YOUR GOAL ->
Make an exact copy of the lines, leaving the pictures out.

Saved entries
....
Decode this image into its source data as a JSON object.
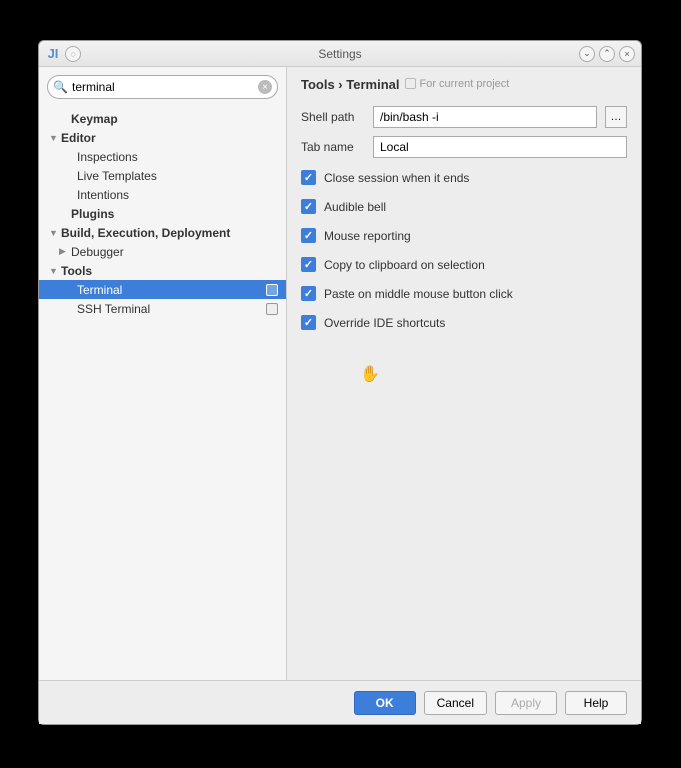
{
  "window": {
    "title": "Settings"
  },
  "search": {
    "value": "terminal",
    "placeholder": ""
  },
  "tree": {
    "keymap": "Keymap",
    "editor": "Editor",
    "inspections": "Inspections",
    "live_templates": "Live Templates",
    "intentions": "Intentions",
    "plugins": "Plugins",
    "build": "Build, Execution, Deployment",
    "debugger": "Debugger",
    "tools": "Tools",
    "terminal": "Terminal",
    "ssh_terminal": "SSH Terminal"
  },
  "breadcrumb": {
    "path": "Tools › Terminal",
    "note": "For current project"
  },
  "form": {
    "shell_path_label": "Shell path",
    "shell_path_value": "/bin/bash -i",
    "tab_name_label": "Tab name",
    "tab_name_value": "Local"
  },
  "checks": {
    "close_session": "Close session when it ends",
    "audible_bell": "Audible bell",
    "mouse_reporting": "Mouse reporting",
    "copy_clipboard": "Copy to clipboard on selection",
    "paste_middle": "Paste on middle mouse button click",
    "override_shortcuts": "Override IDE shortcuts"
  },
  "buttons": {
    "ok": "OK",
    "cancel": "Cancel",
    "apply": "Apply",
    "help": "Help"
  }
}
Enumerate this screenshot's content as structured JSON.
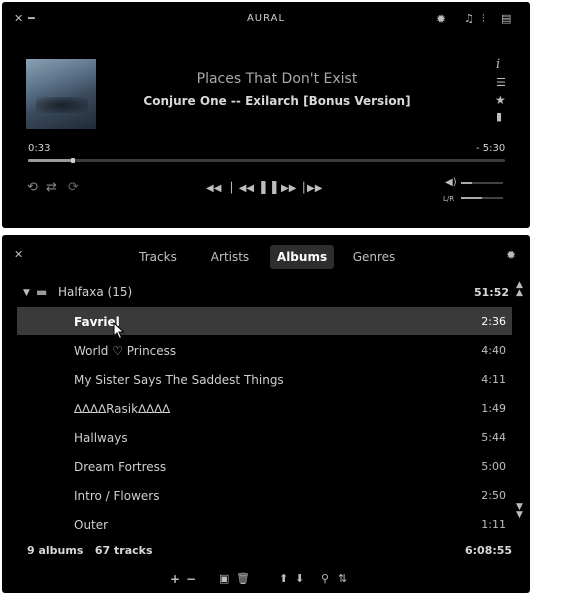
{
  "player": {
    "app_title": "AURAL",
    "song_title": "Places That Don't Exist",
    "artist_album": "Conjure One -- Exilarch [Bonus Version]",
    "elapsed": "0:33",
    "remaining": "- 5:30",
    "progress": 0.095,
    "volume": 0.25,
    "balance": 0.5,
    "balance_label": "L/R",
    "info_label": "i"
  },
  "playlist": {
    "tabs": [
      {
        "label": "Tracks",
        "active": false
      },
      {
        "label": "Artists",
        "active": false
      },
      {
        "label": "Albums",
        "active": true
      },
      {
        "label": "Genres",
        "active": false
      }
    ],
    "group": {
      "name": "Halfaxa (15)",
      "duration": "51:52"
    },
    "tracks": [
      {
        "name": "Favriel",
        "duration": "2:36",
        "selected": true
      },
      {
        "name": "World ♡ Princess",
        "duration": "4:40",
        "selected": false
      },
      {
        "name": "My Sister Says The Saddest Things",
        "duration": "4:11",
        "selected": false
      },
      {
        "name": "∆∆∆∆Rasik∆∆∆∆",
        "duration": "1:49",
        "selected": false
      },
      {
        "name": "Hallways",
        "duration": "5:44",
        "selected": false
      },
      {
        "name": "Dream Fortress",
        "duration": "5:00",
        "selected": false
      },
      {
        "name": "Intro / Flowers",
        "duration": "2:50",
        "selected": false
      },
      {
        "name": "Outer",
        "duration": "1:11",
        "selected": false
      }
    ],
    "summary": {
      "counts": "9 albums   67 tracks",
      "total_duration": "6:08:55"
    }
  },
  "colors": {
    "background": "#000000",
    "selected_row": "#3a3a3a",
    "text": "#c8c8c8"
  }
}
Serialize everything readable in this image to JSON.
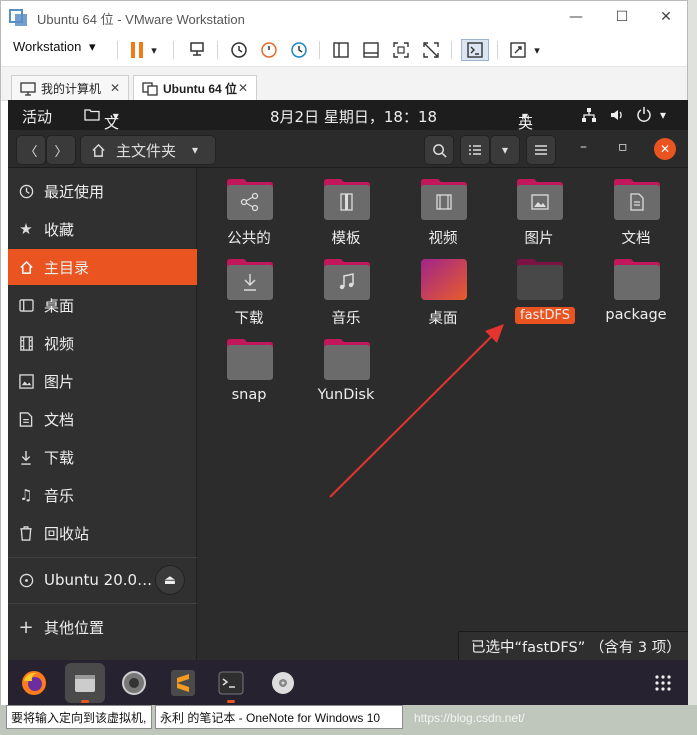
{
  "window": {
    "title": "Ubuntu 64 位 - VMware Workstation",
    "minimize": "—",
    "maximize": "☐",
    "close": "✕"
  },
  "toolbar": {
    "workstation_label": "Workstation",
    "dropdown_arrow": "▾"
  },
  "tabs": [
    {
      "label": "我的计算机",
      "close": "✕"
    },
    {
      "label": "Ubuntu 64 位",
      "close": "✕"
    }
  ],
  "ubuntu_topbar": {
    "activities": "活动",
    "app_menu": "文件",
    "app_menu_arrow": "▾",
    "clock": "8月2日 星期日，18：18",
    "input_method": "英",
    "input_arrow": "▾",
    "power_arrow": "▾"
  },
  "headerbar": {
    "back": "〈",
    "forward": "〉",
    "location": "主文件夹",
    "location_arrow": "▾",
    "view_arrow": "▾",
    "minimize": "–",
    "restore": "▫",
    "close": "✕"
  },
  "sidebar": {
    "items": [
      {
        "label": "最近使用",
        "icon": "clock-icon"
      },
      {
        "label": "收藏",
        "icon": "star-icon"
      },
      {
        "label": "主目录",
        "icon": "home-icon",
        "active": true
      },
      {
        "label": "桌面",
        "icon": "desktop-icon"
      },
      {
        "label": "视频",
        "icon": "video-icon"
      },
      {
        "label": "图片",
        "icon": "image-icon"
      },
      {
        "label": "文档",
        "icon": "document-icon"
      },
      {
        "label": "下载",
        "icon": "download-icon"
      },
      {
        "label": "音乐",
        "icon": "music-icon"
      },
      {
        "label": "回收站",
        "icon": "trash-icon"
      }
    ],
    "device": {
      "label": "Ubuntu 20.0…",
      "eject": "⏏"
    },
    "other": {
      "label": "其他位置",
      "icon_glyph": "+"
    }
  },
  "folders": [
    {
      "label": "公共的",
      "emblem": "share"
    },
    {
      "label": "模板",
      "emblem": "template"
    },
    {
      "label": "视频",
      "emblem": "video"
    },
    {
      "label": "图片",
      "emblem": "image"
    },
    {
      "label": "文档",
      "emblem": "document"
    },
    {
      "label": "下载",
      "emblem": "download"
    },
    {
      "label": "音乐",
      "emblem": "music"
    },
    {
      "label": "桌面",
      "emblem": "desktop"
    },
    {
      "label": "fastDFS",
      "emblem": "none",
      "selected": true
    },
    {
      "label": "package",
      "emblem": "none"
    },
    {
      "label": "snap",
      "emblem": "none"
    },
    {
      "label": "YunDisk",
      "emblem": "none"
    }
  ],
  "statusbar": {
    "text": "已选中“fastDFS” （含有 3 项）"
  },
  "dock": {
    "apps": [
      "firefox-icon",
      "files-icon",
      "settings-icon",
      "sublime-icon",
      "terminal-icon",
      "disc-icon"
    ],
    "grid_icon": "show-apps-icon"
  },
  "host_taskbar": {
    "task1": "要将输入定向到该虚拟机,",
    "task2": "永利 的笔记本 - OneNote for Windows 10",
    "watermark": "https://blog.csdn.net/"
  },
  "colors": {
    "accent": "#e95420",
    "folder_tab": "#c2185b",
    "folder_body": "#6b6b6b"
  }
}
....
WORKED ANSWER ->
Decode this image into its source data as a JSON object.
{
  "window": {
    "title": "Settings"
  },
  "search": {
    "value": "terminal",
    "placeholder": ""
  },
  "tree": {
    "keymap": "Keymap",
    "editor": "Editor",
    "inspections": "Inspections",
    "live_templates": "Live Templates",
    "intentions": "Intentions",
    "plugins": "Plugins",
    "build": "Build, Execution, Deployment",
    "debugger": "Debugger",
    "tools": "Tools",
    "terminal": "Terminal",
    "ssh_terminal": "SSH Terminal"
  },
  "breadcrumb": {
    "path": "Tools › Terminal",
    "note": "For current project"
  },
  "form": {
    "shell_path_label": "Shell path",
    "shell_path_value": "/bin/bash -i",
    "tab_name_label": "Tab name",
    "tab_name_value": "Local"
  },
  "checks": {
    "close_session": "Close session when it ends",
    "audible_bell": "Audible bell",
    "mouse_reporting": "Mouse reporting",
    "copy_clipboard": "Copy to clipboard on selection",
    "paste_middle": "Paste on middle mouse button click",
    "override_shortcuts": "Override IDE shortcuts"
  },
  "buttons": {
    "ok": "OK",
    "cancel": "Cancel",
    "apply": "Apply",
    "help": "Help"
  }
}
Enumerate this screenshot's content as structured JSON.
{
  "player": {
    "app_title": "AURAL",
    "song_title": "Places That Don't Exist",
    "artist_album": "Conjure One -- Exilarch [Bonus Version]",
    "elapsed": "0:33",
    "remaining": "- 5:30",
    "progress": 0.095,
    "volume": 0.25,
    "balance": 0.5,
    "balance_label": "L/R",
    "info_label": "i"
  },
  "playlist": {
    "tabs": [
      {
        "label": "Tracks",
        "active": false
      },
      {
        "label": "Artists",
        "active": false
      },
      {
        "label": "Albums",
        "active": true
      },
      {
        "label": "Genres",
        "active": false
      }
    ],
    "group": {
      "name": "Halfaxa (15)",
      "duration": "51:52"
    },
    "tracks": [
      {
        "name": "Favriel",
        "duration": "2:36",
        "selected": true
      },
      {
        "name": "World ♡ Princess",
        "duration": "4:40",
        "selected": false
      },
      {
        "name": "My Sister Says The Saddest Things",
        "duration": "4:11",
        "selected": false
      },
      {
        "name": "∆∆∆∆Rasik∆∆∆∆",
        "duration": "1:49",
        "selected": false
      },
      {
        "name": "Hallways",
        "duration": "5:44",
        "selected": false
      },
      {
        "name": "Dream Fortress",
        "duration": "5:00",
        "selected": false
      },
      {
        "name": "Intro / Flowers",
        "duration": "2:50",
        "selected": false
      },
      {
        "name": "Outer",
        "duration": "1:11",
        "selected": false
      }
    ],
    "summary": {
      "counts": "9 albums   67 tracks",
      "total_duration": "6:08:55"
    }
  },
  "colors": {
    "background": "#000000",
    "selected_row": "#3a3a3a",
    "text": "#c8c8c8"
  }
}
Serialize everything readable in this image to JSON.
{
  "window": {
    "title": "Ubuntu 64 位 - VMware Workstation",
    "minimize": "—",
    "maximize": "☐",
    "close": "✕"
  },
  "toolbar": {
    "workstation_label": "Workstation",
    "dropdown_arrow": "▾"
  },
  "tabs": [
    {
      "label": "我的计算机",
      "close": "✕"
    },
    {
      "label": "Ubuntu 64 位",
      "close": "✕"
    }
  ],
  "ubuntu_topbar": {
    "activities": "活动",
    "app_menu": "文件",
    "app_menu_arrow": "▾",
    "clock": "8月2日 星期日，18：18",
    "input_method": "英",
    "input_arrow": "▾",
    "power_arrow": "▾"
  },
  "headerbar": {
    "back": "〈",
    "forward": "〉",
    "location": "主文件夹",
    "location_arrow": "▾",
    "view_arrow": "▾",
    "minimize": "–",
    "restore": "▫",
    "close": "✕"
  },
  "sidebar": {
    "items": [
      {
        "label": "最近使用",
        "icon": "clock-icon"
      },
      {
        "label": "收藏",
        "icon": "star-icon"
      },
      {
        "label": "主目录",
        "icon": "home-icon",
        "active": true
      },
      {
        "label": "桌面",
        "icon": "desktop-icon"
      },
      {
        "label": "视频",
        "icon": "video-icon"
      },
      {
        "label": "图片",
        "icon": "image-icon"
      },
      {
        "label": "文档",
        "icon": "document-icon"
      },
      {
        "label": "下载",
        "icon": "download-icon"
      },
      {
        "label": "音乐",
        "icon": "music-icon"
      },
      {
        "label": "回收站",
        "icon": "trash-icon"
      }
    ],
    "device": {
      "label": "Ubuntu 20.0…",
      "eject": "⏏"
    },
    "other": {
      "label": "其他位置",
      "icon_glyph": "+"
    }
  },
  "folders": [
    {
      "label": "公共的",
      "emblem": "share"
    },
    {
      "label": "模板",
      "emblem": "template"
    },
    {
      "label": "视频",
      "emblem": "video"
    },
    {
      "label": "图片",
      "emblem": "image"
    },
    {
      "label": "文档",
      "emblem": "document"
    },
    {
      "label": "下载",
      "emblem": "download"
    },
    {
      "label": "音乐",
      "emblem": "music"
    },
    {
      "label": "桌面",
      "emblem": "desktop"
    },
    {
      "label": "fastDFS",
      "emblem": "none",
      "selected": true
    },
    {
      "label": "package",
      "emblem": "none"
    },
    {
      "label": "snap",
      "emblem": "none"
    },
    {
      "label": "YunDisk",
      "emblem": "none"
    }
  ],
  "statusbar": {
    "text": "已选中“fastDFS” （含有 3 项）"
  },
  "dock": {
    "apps": [
      "firefox-icon",
      "files-icon",
      "settings-icon",
      "sublime-icon",
      "terminal-icon",
      "disc-icon"
    ],
    "grid_icon": "show-apps-icon"
  },
  "host_taskbar": {
    "task1": "要将输入定向到该虚拟机,",
    "task2": "永利 的笔记本 - OneNote for Windows 10",
    "watermark": "https://blog.csdn.net/"
  },
  "colors": {
    "accent": "#e95420",
    "folder_tab": "#c2185b",
    "folder_body": "#6b6b6b"
  }
}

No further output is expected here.